§ What you will do
Reproduce the lines below word for word and omit the pictures.

§ Data excerpts
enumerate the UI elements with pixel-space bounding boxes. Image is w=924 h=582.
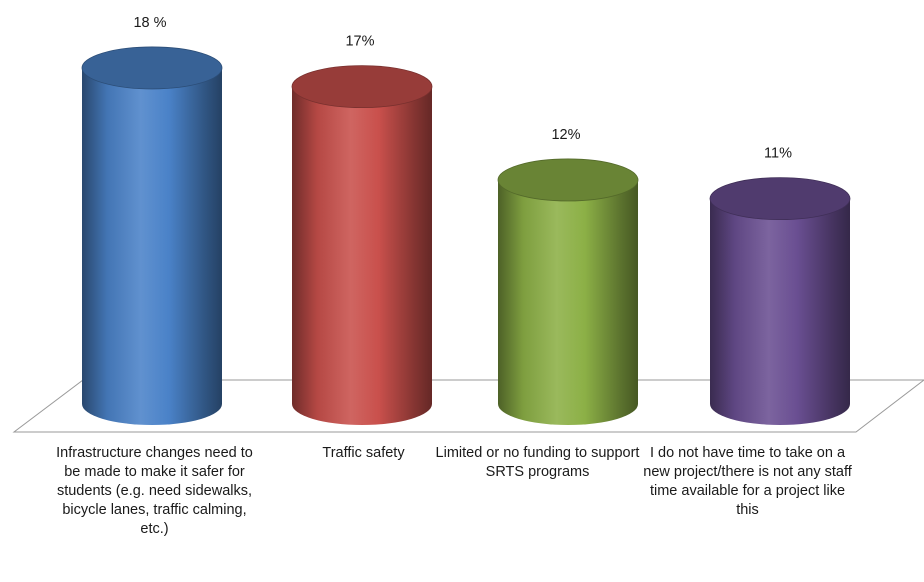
bar-top-2 (291, 65, 433, 109)
bar-body-3 (498, 179, 638, 425)
bar-body-2 (292, 86, 432, 426)
chart-floor (12, 379, 924, 433)
bar-4 (709, 177, 851, 425)
bar-top-1 (81, 46, 223, 90)
bar-top-4 (709, 177, 851, 221)
bar-3 (497, 158, 639, 425)
data-label-3: 12% (551, 127, 580, 143)
bar-1 (81, 46, 223, 425)
category-label-2: Traffic safety (322, 445, 405, 461)
bar-top-3 (497, 158, 639, 202)
data-label-1: 18 % (133, 15, 166, 31)
bar-body-4 (710, 198, 850, 425)
category-label-4: I do not have time to take on a new proj… (643, 445, 852, 518)
category-label-1: Infrastructure changes need to be made t… (56, 445, 253, 537)
data-label-4: 11% (764, 146, 792, 162)
bar-body-1 (82, 67, 222, 425)
bar-2 (291, 65, 433, 426)
category-label-3: Limited or no funding to support SRTS pr… (435, 445, 640, 480)
data-label-2: 17% (345, 34, 374, 50)
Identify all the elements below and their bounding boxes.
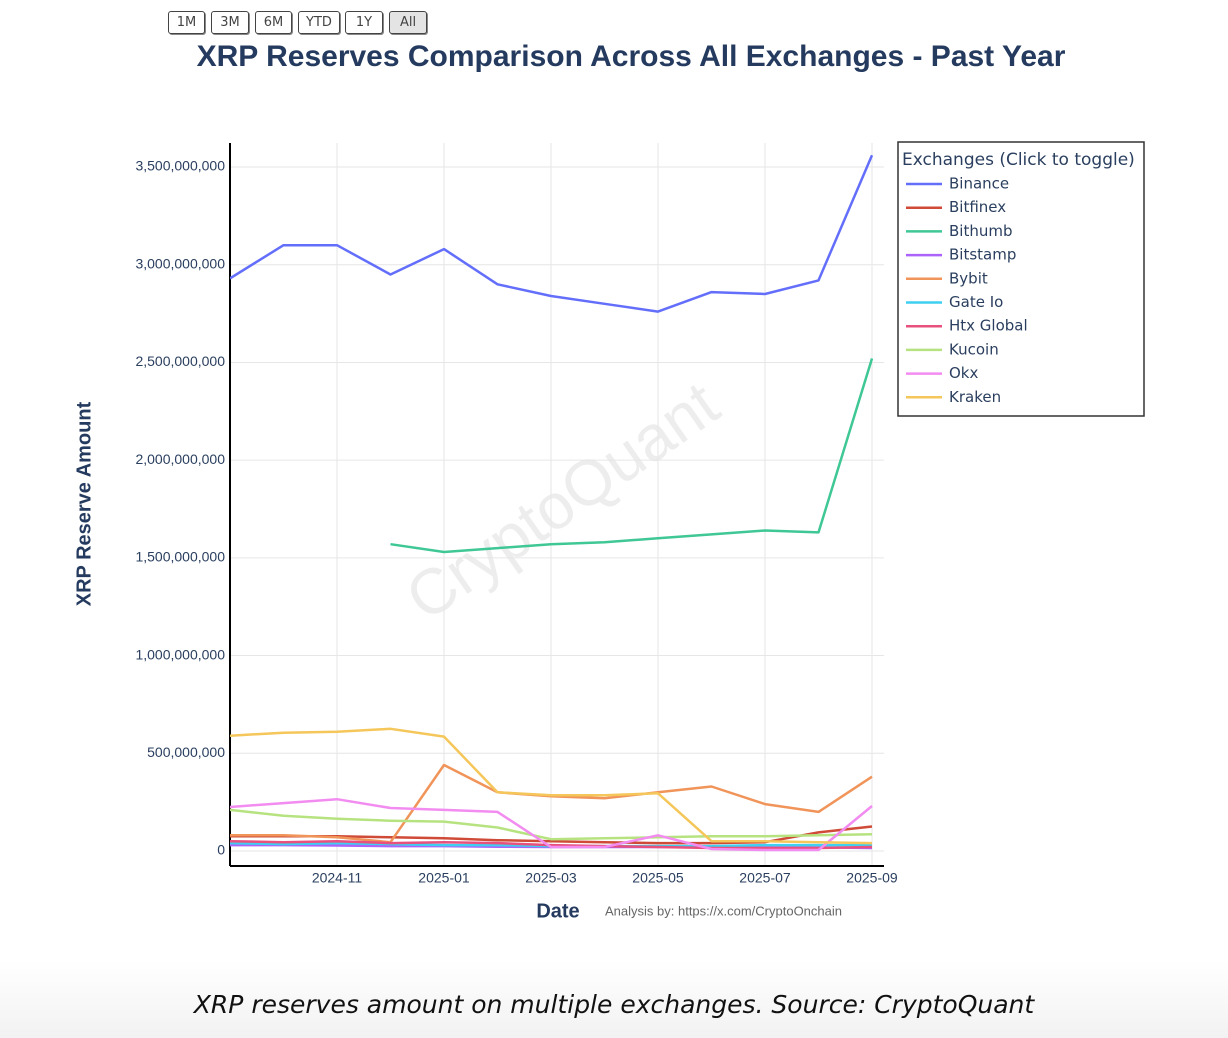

§ Task output
enumerate the UI elements with pixel-space bounding boxes. Image is w=924 h=582.
bar-top-2 (291, 65, 433, 109)
bar-body-3 (498, 179, 638, 425)
bar-body-2 (292, 86, 432, 426)
chart-floor (12, 379, 924, 433)
bar-4 (709, 177, 851, 425)
bar-top-1 (81, 46, 223, 90)
bar-top-4 (709, 177, 851, 221)
bar-3 (497, 158, 639, 425)
data-label-3: 12% (551, 127, 580, 143)
bar-1 (81, 46, 223, 425)
category-label-2: Traffic safety (322, 445, 405, 461)
bar-top-3 (497, 158, 639, 202)
data-label-1: 18 % (133, 15, 166, 31)
bar-body-4 (710, 198, 850, 425)
category-label-4: I do not have time to take on a new proj… (643, 445, 852, 518)
category-label-1: Infrastructure changes need to be made t… (56, 445, 253, 537)
data-label-4: 11% (764, 146, 792, 162)
bar-body-1 (82, 67, 222, 425)
bar-2 (291, 65, 433, 426)
category-label-3: Limited or no funding to support SRTS pr… (435, 445, 640, 480)
data-label-2: 17% (345, 34, 374, 50)
Identify all the elements below and their bounding boxes.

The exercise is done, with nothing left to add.